(Excerpts from a layout annotation set)
☆ ☆ ☆ ☆

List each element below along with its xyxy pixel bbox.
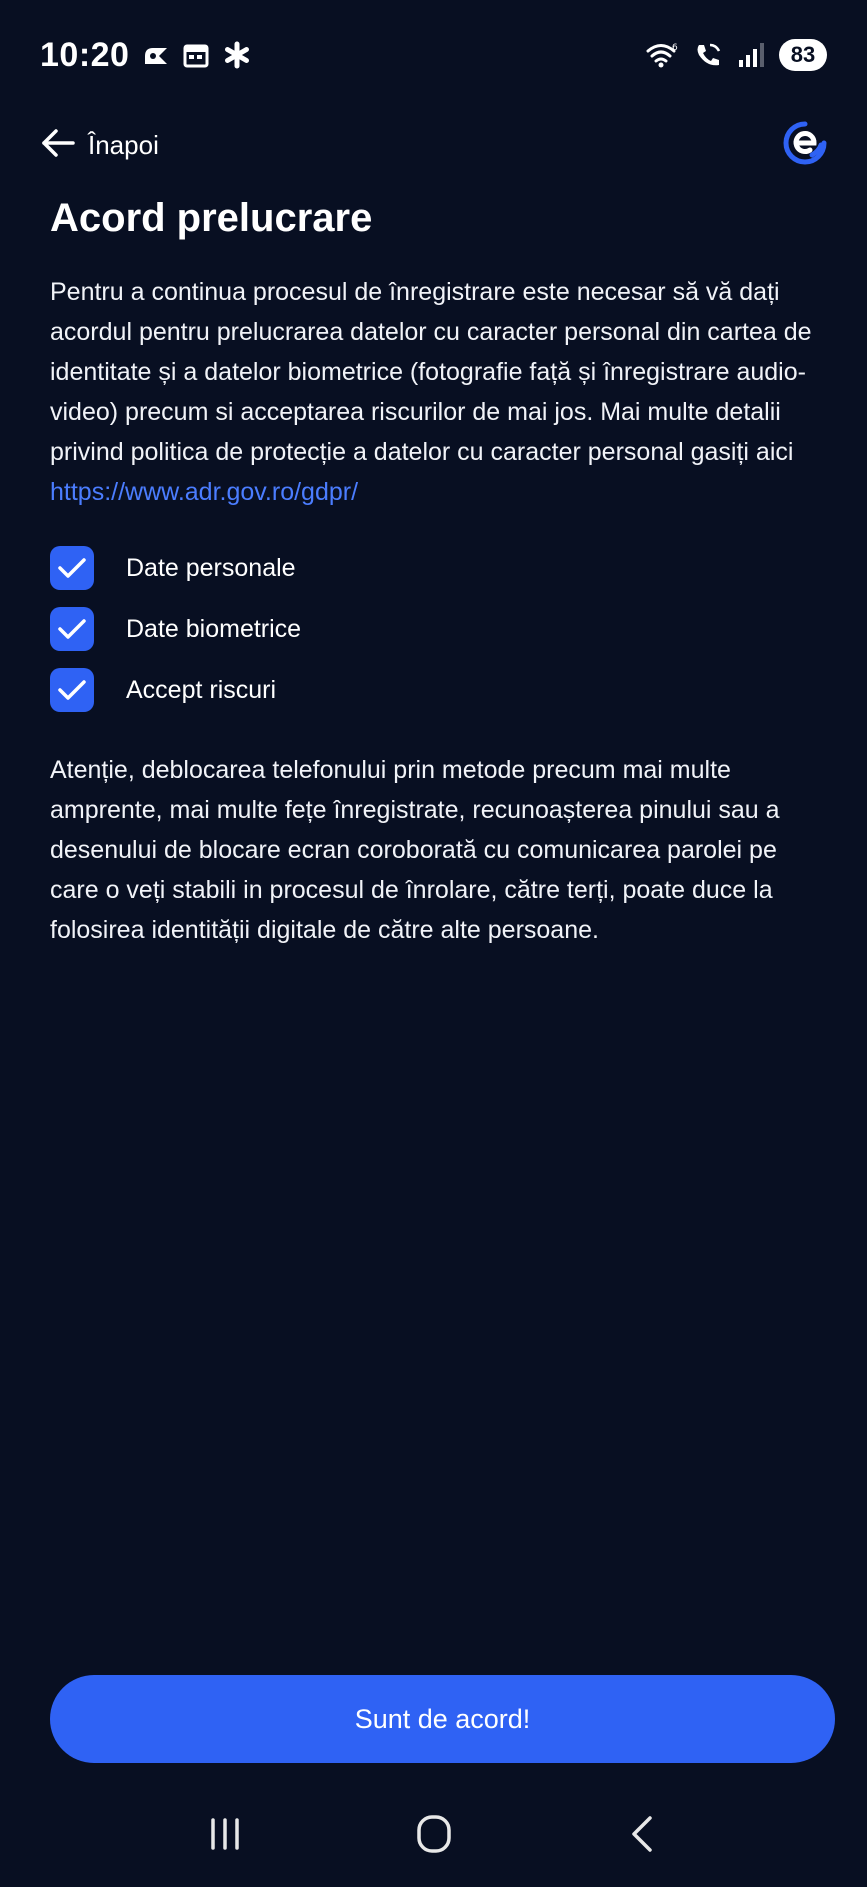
arrow-left-icon: [40, 128, 76, 163]
gdpr-link[interactable]: https://www.adr.gov.ro/gdpr/: [50, 478, 358, 506]
signal-icon: [737, 41, 765, 69]
home-icon[interactable]: [394, 1794, 474, 1874]
back-label: Înapoi: [88, 129, 159, 160]
checkmark-icon: [58, 558, 86, 578]
checkbox-label: Accept riscuri: [126, 675, 277, 704]
top-nav: Înapoi: [0, 110, 867, 180]
asterisk-icon: [223, 41, 251, 69]
checkbox-label: Date biometrice: [126, 614, 302, 643]
checkmark-icon: [58, 619, 86, 639]
system-nav-bar: [0, 1780, 867, 1887]
intro-text: Pentru a continua procesul de înregistra…: [50, 272, 830, 512]
battery-indicator: 83: [779, 39, 827, 71]
notification-icon: [143, 44, 169, 66]
status-right: 6 83: [645, 39, 827, 71]
status-left: 10:20: [40, 36, 251, 75]
svg-text:6: 6: [672, 43, 678, 53]
checkbox-label: Date personale: [126, 553, 296, 582]
back-icon[interactable]: [603, 1794, 683, 1874]
wifi-icon: 6: [645, 41, 679, 69]
main-content: Acord prelucrare Pentru a continua proce…: [50, 190, 830, 950]
warning-text: Atenție, deblocarea telefonului prin met…: [50, 756, 780, 944]
wifi-call-icon: [693, 41, 723, 69]
app-logo-icon: [781, 119, 829, 172]
checkmark-icon: [58, 680, 86, 700]
status-bar: 10:20 6 83: [0, 0, 867, 110]
status-time: 10:20: [40, 35, 130, 74]
intro-text-body: Pentru a continua procesul de înregistra…: [50, 278, 812, 466]
checkbox-accept-riscuri[interactable]: [50, 668, 94, 712]
calendar-icon: [183, 42, 209, 68]
checkbox-row-date-personale[interactable]: Date personale: [50, 538, 830, 598]
back-button[interactable]: Înapoi: [40, 128, 159, 163]
recent-apps-icon[interactable]: [185, 1794, 265, 1874]
checkbox-date-personale[interactable]: [50, 546, 94, 590]
checkbox-row-date-biometrice[interactable]: Date biometrice: [50, 599, 830, 659]
checkbox-date-biometrice[interactable]: [50, 607, 94, 651]
agree-button[interactable]: Sunt de acord!: [50, 1675, 835, 1763]
checkbox-list: Date personale Date biometrice Accept ri…: [50, 538, 830, 720]
page-title: Acord prelucrare: [50, 196, 373, 240]
checkbox-row-accept-riscuri[interactable]: Accept riscuri: [50, 660, 830, 720]
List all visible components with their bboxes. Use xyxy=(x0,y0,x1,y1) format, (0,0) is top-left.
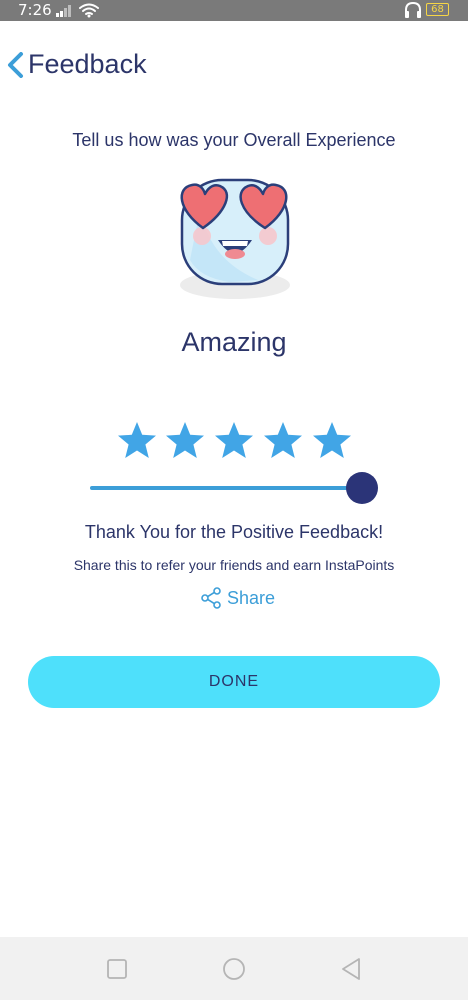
star-icon-4[interactable] xyxy=(263,421,303,461)
signal-wifi-icons xyxy=(56,3,99,18)
rating-slider[interactable] xyxy=(90,470,380,506)
star-rating[interactable] xyxy=(117,421,352,461)
headset-icon xyxy=(405,2,421,18)
feedback-prompt: Tell us how was your Overall Experience xyxy=(72,130,396,150)
signal-icon xyxy=(56,5,71,17)
star-icon-1[interactable] xyxy=(117,421,157,461)
heart-eyes-emoji-icon xyxy=(180,178,290,299)
share-prompt: Share this to refer your friends and ear… xyxy=(73,557,395,573)
star-icon-3[interactable] xyxy=(214,421,254,461)
status-time: 7:26 xyxy=(18,1,52,19)
chevron-left-icon[interactable] xyxy=(6,52,24,78)
rating-label: Amazing xyxy=(181,327,287,357)
star-icon-5[interactable] xyxy=(312,421,352,461)
circle-icon[interactable] xyxy=(222,957,246,981)
slider-thumb[interactable] xyxy=(346,472,378,504)
page-title[interactable]: Feedback xyxy=(28,46,147,82)
triangle-back-icon[interactable] xyxy=(339,957,363,981)
status-icons-right: 68 xyxy=(404,2,450,19)
share-label[interactable]: Share xyxy=(227,586,275,610)
battery-icon: 68 xyxy=(426,3,449,16)
system-nav-bar xyxy=(0,937,468,1000)
star-icon-2[interactable] xyxy=(165,421,205,461)
square-icon[interactable] xyxy=(105,957,129,981)
slider-track[interactable] xyxy=(90,486,358,490)
share-icon[interactable] xyxy=(200,587,222,609)
thanks-message: Thank You for the Positive Feedback! xyxy=(84,522,384,542)
wifi-icon xyxy=(79,3,99,15)
done-button[interactable]: DONE xyxy=(28,656,440,708)
status-bar: 7:26 68 xyxy=(0,0,468,21)
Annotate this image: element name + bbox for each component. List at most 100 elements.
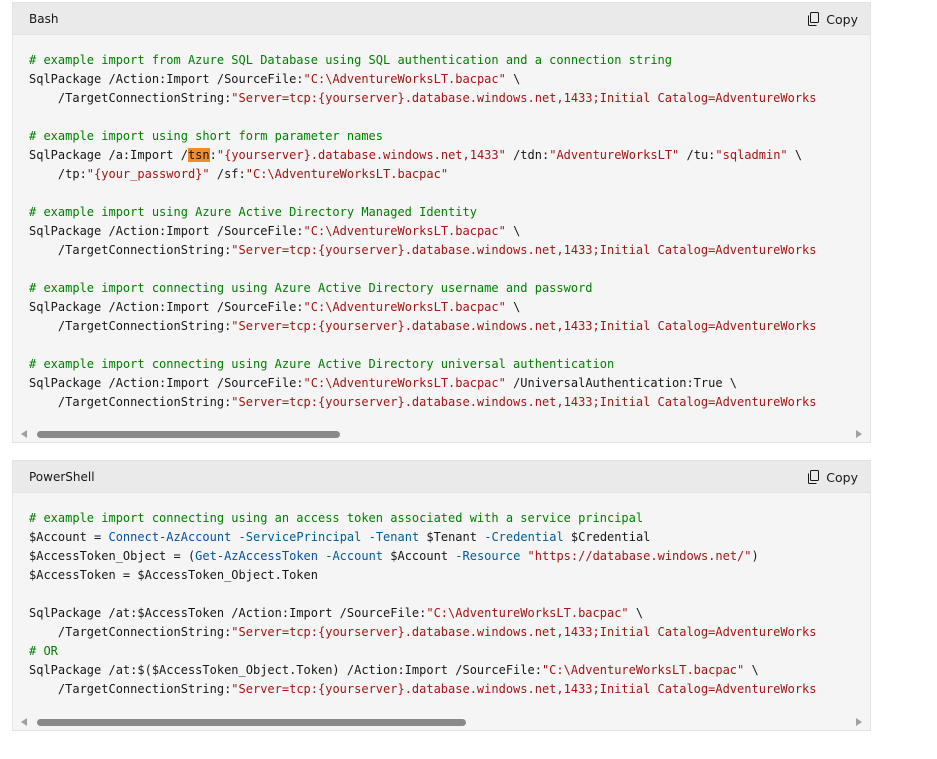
- copy-button[interactable]: Copy: [807, 467, 858, 487]
- code-token: # OR: [29, 644, 58, 658]
- code-token: SqlPackage /a:Import /: [29, 148, 188, 162]
- scrollbar-thumb[interactable]: [37, 719, 466, 726]
- copy-icon: [807, 12, 820, 26]
- code-token: \: [744, 663, 759, 677]
- language-label: PowerShell: [29, 470, 95, 484]
- code-token: SqlPackage /Action:Import /SourceFile:: [29, 376, 304, 390]
- code-token: Get-AzAccessToken: [195, 549, 318, 563]
- code-token: $Account: [383, 549, 456, 563]
- code-token: $AccessToken = $AccessToken_Object.Token: [29, 568, 318, 582]
- code-token: /UniversalAuthentication:True \: [505, 376, 738, 390]
- code-token: $Account =: [29, 530, 109, 544]
- code-line: # OR: [29, 642, 870, 661]
- code-token: -Account: [325, 549, 384, 563]
- code-line: /tp:"{your_password}" /sf:"C:\AdventureW…: [29, 165, 870, 184]
- code-token: \: [505, 300, 521, 314]
- code-token: /TargetConnectionString:: [29, 243, 232, 257]
- code-token: SqlPackage /at:$($AccessToken_Object.Tok…: [29, 663, 542, 677]
- code-line: $AccessToken_Object = (Get-AzAccessToken…: [29, 547, 870, 566]
- copy-button[interactable]: Copy: [807, 9, 858, 29]
- code-token: "C:\AdventureWorksLT.bacpac": [541, 663, 745, 677]
- code-block-header: Bash Copy: [13, 3, 870, 35]
- code-token: # example import connecting using an acc…: [29, 511, 644, 525]
- code-line: /TargetConnectionString:"Server=tcp:{you…: [29, 89, 870, 108]
- code-token: "{your_password}": [86, 167, 210, 181]
- code-line: SqlPackage /Action:Import /SourceFile:"C…: [29, 298, 870, 317]
- code-line: # example import from Azure SQL Database…: [29, 51, 870, 70]
- code-token: /TargetConnectionString:: [29, 395, 232, 409]
- code-line: # example import using Azure Active Dire…: [29, 203, 870, 222]
- code-text: # example import connecting using an acc…: [13, 493, 870, 699]
- code-token: # example import using short form parame…: [29, 129, 384, 143]
- code-token: "AdventureWorksLT": [549, 148, 680, 162]
- code-token: ): [751, 549, 759, 563]
- code-line: /TargetConnectionString:"Server=tcp:{you…: [29, 393, 870, 412]
- code-line: /TargetConnectionString:"Server=tcp:{you…: [29, 317, 870, 336]
- scroll-left-icon[interactable]: [21, 718, 27, 726]
- code-token: /tp:: [29, 167, 87, 181]
- code-token: SqlPackage /Action:Import /SourceFile:: [29, 300, 304, 314]
- code-area[interactable]: # example import connecting using an acc…: [13, 493, 870, 714]
- code-token: SqlPackage /Action:Import /SourceFile:: [29, 224, 304, 238]
- code-token: "Server=tcp:{yourserver}.database.window…: [231, 625, 817, 639]
- code-token: "C:\AdventureWorksLT.bacpac": [303, 224, 506, 238]
- code-token: -Resource: [455, 549, 521, 563]
- code-line: # example import connecting using an acc…: [29, 509, 870, 528]
- code-token: /TargetConnectionString:: [29, 319, 232, 333]
- code-token: "C:\AdventureWorksLT.bacpac": [303, 72, 506, 86]
- scroll-right-icon[interactable]: [856, 718, 862, 726]
- code-line: SqlPackage /at:$AccessToken /Action:Impo…: [29, 604, 870, 623]
- language-label: Bash: [29, 12, 59, 26]
- code-token: # example import connecting using Azure …: [29, 281, 593, 295]
- code-line: # example import connecting using Azure …: [29, 355, 870, 374]
- copy-label: Copy: [826, 469, 858, 485]
- horizontal-scrollbar[interactable]: [13, 426, 870, 442]
- code-token: -Tenant: [368, 530, 420, 544]
- scroll-left-icon[interactable]: [21, 430, 27, 438]
- code-token: $Credential: [563, 530, 651, 544]
- code-token: # example import connecting using Azure …: [29, 357, 615, 371]
- code-token: Connect-AzAccount: [108, 530, 232, 544]
- code-token: /TargetConnectionString:: [29, 682, 232, 696]
- code-line: /TargetConnectionString:"Server=tcp:{you…: [29, 623, 870, 642]
- code-token: # example import from Azure SQL Database…: [29, 53, 672, 67]
- copy-icon: [807, 470, 820, 484]
- horizontal-scrollbar[interactable]: [13, 714, 870, 730]
- code-line: # example import using short form parame…: [29, 127, 870, 146]
- code-line: SqlPackage /Action:Import /SourceFile:"C…: [29, 70, 870, 89]
- code-token: "{yourserver}.database.windows.net,1433": [216, 148, 506, 162]
- code-area[interactable]: # example import from Azure SQL Database…: [13, 35, 870, 426]
- code-token: /sf:: [209, 167, 246, 181]
- code-token: "https://database.windows.net/": [527, 549, 752, 563]
- code-token: "Server=tcp:{yourserver}.database.window…: [231, 319, 817, 333]
- code-token: \: [787, 148, 803, 162]
- code-token: :: [209, 148, 217, 162]
- code-token: "Server=tcp:{yourserver}.database.window…: [231, 395, 817, 409]
- code-line: $AccessToken = $AccessToken_Object.Token: [29, 566, 870, 585]
- scrollbar-thumb[interactable]: [37, 431, 340, 438]
- code-line: SqlPackage /Action:Import /SourceFile:"C…: [29, 222, 870, 241]
- code-token: # example import using Azure Active Dire…: [29, 205, 477, 219]
- code-block-powershell: PowerShell Copy # example import connect…: [12, 460, 871, 731]
- code-line: SqlPackage /Action:Import /SourceFile:"C…: [29, 374, 870, 393]
- code-token: /tu:: [679, 148, 716, 162]
- code-token: SqlPackage /at:$AccessToken /Action:Impo…: [29, 606, 427, 620]
- code-token: \: [505, 72, 521, 86]
- code-token: /tdn:: [505, 148, 550, 162]
- code-token: "C:\AdventureWorksLT.bacpac": [303, 300, 506, 314]
- code-token: -ServicePrincipal: [238, 530, 362, 544]
- scroll-right-icon[interactable]: [856, 430, 862, 438]
- code-token: \: [505, 224, 521, 238]
- code-token: \: [628, 606, 644, 620]
- code-line: /TargetConnectionString:"Server=tcp:{you…: [29, 680, 870, 699]
- code-line: SqlPackage /a:Import /tsn:"{yourserver}.…: [29, 146, 870, 165]
- code-token: -Credential: [484, 530, 564, 544]
- code-line: $Account = Connect-AzAccount -ServicePri…: [29, 528, 870, 547]
- copy-label: Copy: [826, 11, 858, 27]
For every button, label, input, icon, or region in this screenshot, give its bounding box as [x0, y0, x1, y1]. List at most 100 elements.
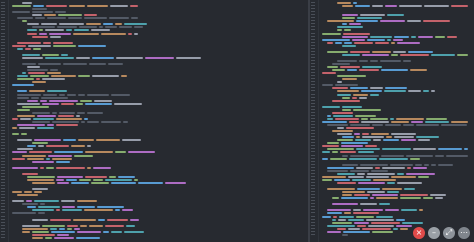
code-token	[27, 23, 39, 26]
code-token	[76, 236, 100, 239]
code-token	[343, 230, 370, 233]
code-token	[89, 63, 106, 65]
line-number	[1, 120, 5, 122]
code-token	[375, 166, 380, 169]
code-token	[332, 111, 353, 114]
code-token	[400, 53, 429, 56]
code-token	[46, 5, 67, 8]
line-number	[1, 175, 5, 177]
code-token	[53, 44, 76, 47]
code-token	[32, 188, 48, 191]
line-number	[311, 200, 315, 202]
code-token	[37, 127, 54, 130]
code-token	[370, 93, 379, 96]
line-number	[311, 117, 315, 119]
code-token	[78, 75, 90, 78]
line-number	[311, 197, 315, 199]
code-token	[327, 142, 339, 145]
code-token	[40, 166, 44, 169]
code-token	[353, 209, 361, 212]
line-number	[1, 194, 5, 196]
code-token	[124, 230, 144, 233]
line-number	[311, 29, 315, 31]
code-token	[96, 139, 120, 142]
line-number	[1, 47, 5, 49]
code-token	[357, 172, 365, 175]
code-token	[12, 200, 24, 203]
code-token	[342, 191, 365, 194]
code-token	[353, 2, 357, 4]
code-token	[341, 142, 368, 145]
code-token	[382, 166, 405, 169]
code-token	[121, 75, 127, 78]
code-token	[86, 23, 101, 26]
code-token	[355, 114, 376, 117]
line-number	[1, 59, 5, 61]
code-token	[360, 163, 388, 166]
line-number	[311, 163, 315, 165]
code-token	[101, 120, 121, 123]
code-token	[431, 53, 455, 56]
code-token	[74, 154, 93, 157]
code-token	[78, 139, 94, 142]
line-number	[1, 14, 5, 16]
close-button[interactable]: ×	[413, 227, 425, 239]
line-number	[1, 218, 5, 220]
code-token	[386, 136, 392, 139]
code-token	[385, 87, 407, 90]
code-token	[370, 197, 374, 200]
code-token	[438, 148, 462, 151]
code-token	[418, 139, 430, 142]
line-number	[311, 17, 315, 19]
code-token	[61, 200, 75, 203]
code-token	[372, 230, 393, 233]
code-token	[97, 206, 124, 209]
line-number	[1, 20, 5, 22]
code-token	[47, 17, 66, 20]
code-token	[332, 203, 358, 206]
code-token	[327, 212, 342, 215]
line-number	[1, 108, 5, 110]
code-token	[372, 50, 391, 53]
code-token	[419, 209, 423, 212]
code-token	[406, 154, 433, 157]
line-number	[1, 5, 5, 7]
code-token	[12, 157, 25, 160]
line-number	[311, 139, 315, 141]
code-token	[391, 53, 398, 56]
code-token	[84, 17, 107, 20]
code-token	[32, 233, 55, 236]
code-token	[339, 215, 354, 218]
code-token	[327, 148, 354, 151]
code-token	[32, 111, 50, 114]
code-token	[363, 209, 383, 212]
code-token	[77, 200, 97, 203]
html-editor-pane[interactable]	[0, 0, 309, 242]
code-token	[397, 181, 422, 184]
code-token	[27, 206, 36, 209]
code-token	[393, 38, 403, 41]
code-token	[47, 72, 61, 75]
line-number	[311, 157, 315, 159]
code-token	[327, 230, 341, 233]
css-editor-pane[interactable]	[310, 0, 474, 242]
minimize-button[interactable]: –	[428, 227, 440, 239]
code-token	[176, 56, 201, 59]
code-token	[431, 90, 435, 93]
code-token	[29, 90, 45, 93]
fullscreen-button[interactable]: ⤢	[443, 227, 455, 239]
line-number	[1, 26, 5, 28]
line-number	[1, 191, 5, 193]
code-token	[349, 157, 377, 160]
code-token	[27, 157, 44, 160]
code-token	[387, 38, 391, 41]
line-number	[1, 41, 5, 43]
code-token	[22, 72, 26, 75]
line-number	[1, 203, 5, 205]
code-token	[56, 117, 82, 120]
code-token	[17, 90, 27, 93]
code-token	[337, 93, 351, 96]
code-token	[22, 20, 27, 23]
more-button[interactable]: ⋯	[458, 227, 470, 239]
line-number	[311, 44, 315, 46]
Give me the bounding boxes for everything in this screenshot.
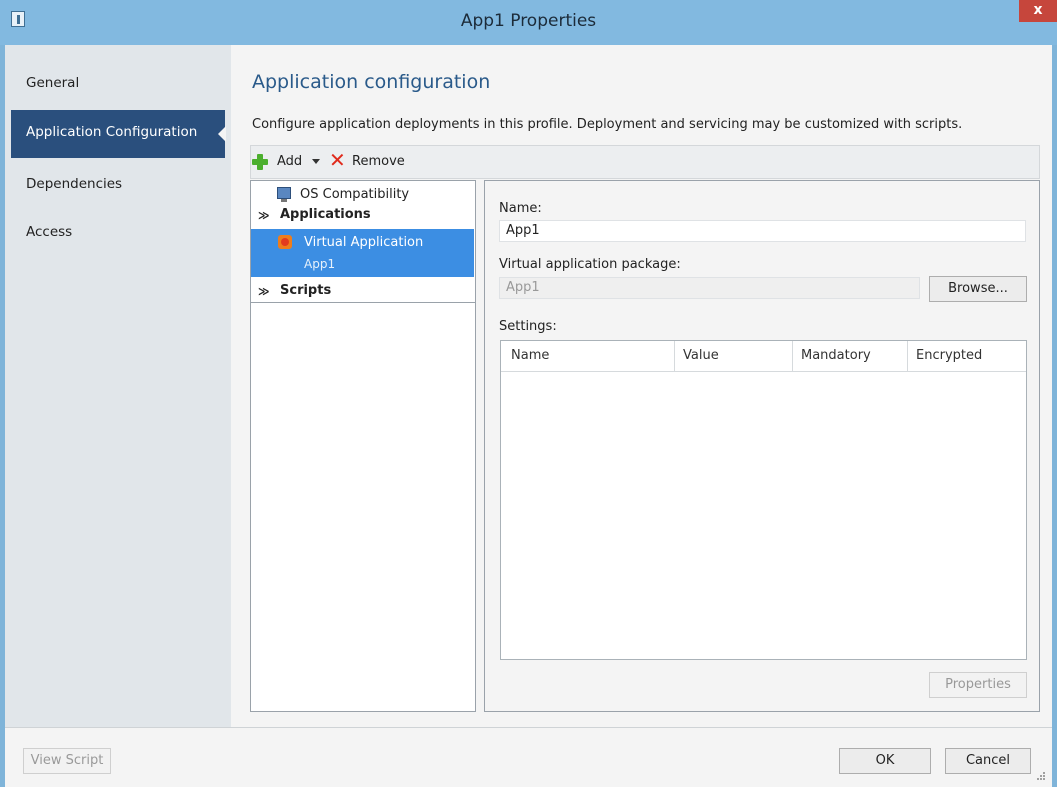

☆ ☆ ☆ ☆

AIM OF THE TASK: Transcribe the lines in the rows above exactly as they appear, everything from the line containing "- copy-button[interactable]: Copy: [807, 467, 858, 487]" down to the line containing "- code-token: # example import connecting using an", with both of those lines included.

FINAL RESULT:
- copy-button[interactable]: Copy: [807, 467, 858, 487]
- code-token: # OR: [29, 644, 58, 658]
- code-token: SqlPackage /a:Import /: [29, 148, 188, 162]
- scrollbar-thumb[interactable]: [37, 719, 466, 726]
- copy-icon: [807, 12, 820, 26]
- code-token: \: [744, 663, 759, 677]
- language-label: PowerShell: [29, 470, 95, 484]
- code-token: SqlPackage /Action:Import /SourceFile:: [29, 376, 304, 390]
- code-token: Get-AzAccessToken: [195, 549, 318, 563]
- code-token: $Account: [383, 549, 456, 563]
- code-token: $AccessToken = $AccessToken_Object.Token: [29, 568, 318, 582]
- code-token: /UniversalAuthentication:True \: [505, 376, 738, 390]
- code-token: $Account =: [29, 530, 109, 544]
- code-line: # OR: [29, 642, 870, 661]
- code-token: -Account: [325, 549, 384, 563]
- code-line: /tp:"{your_password}" /sf:"C:\AdventureW…: [29, 165, 870, 184]
- code-token: \: [505, 300, 521, 314]
- code-token: /TargetConnectionString:: [29, 243, 232, 257]
- code-token: SqlPackage /at:$($AccessToken_Object.Tok…: [29, 663, 542, 677]
- code-line: $AccessToken_Object = (Get-AzAccessToken…: [29, 547, 870, 566]
- copy-button[interactable]: Copy: [807, 9, 858, 29]
- code-token: "C:\AdventureWorksLT.bacpac": [541, 663, 745, 677]
- code-block-header: Bash Copy: [13, 3, 870, 35]
- code-token: # example import connecting using an acc…: [29, 511, 644, 525]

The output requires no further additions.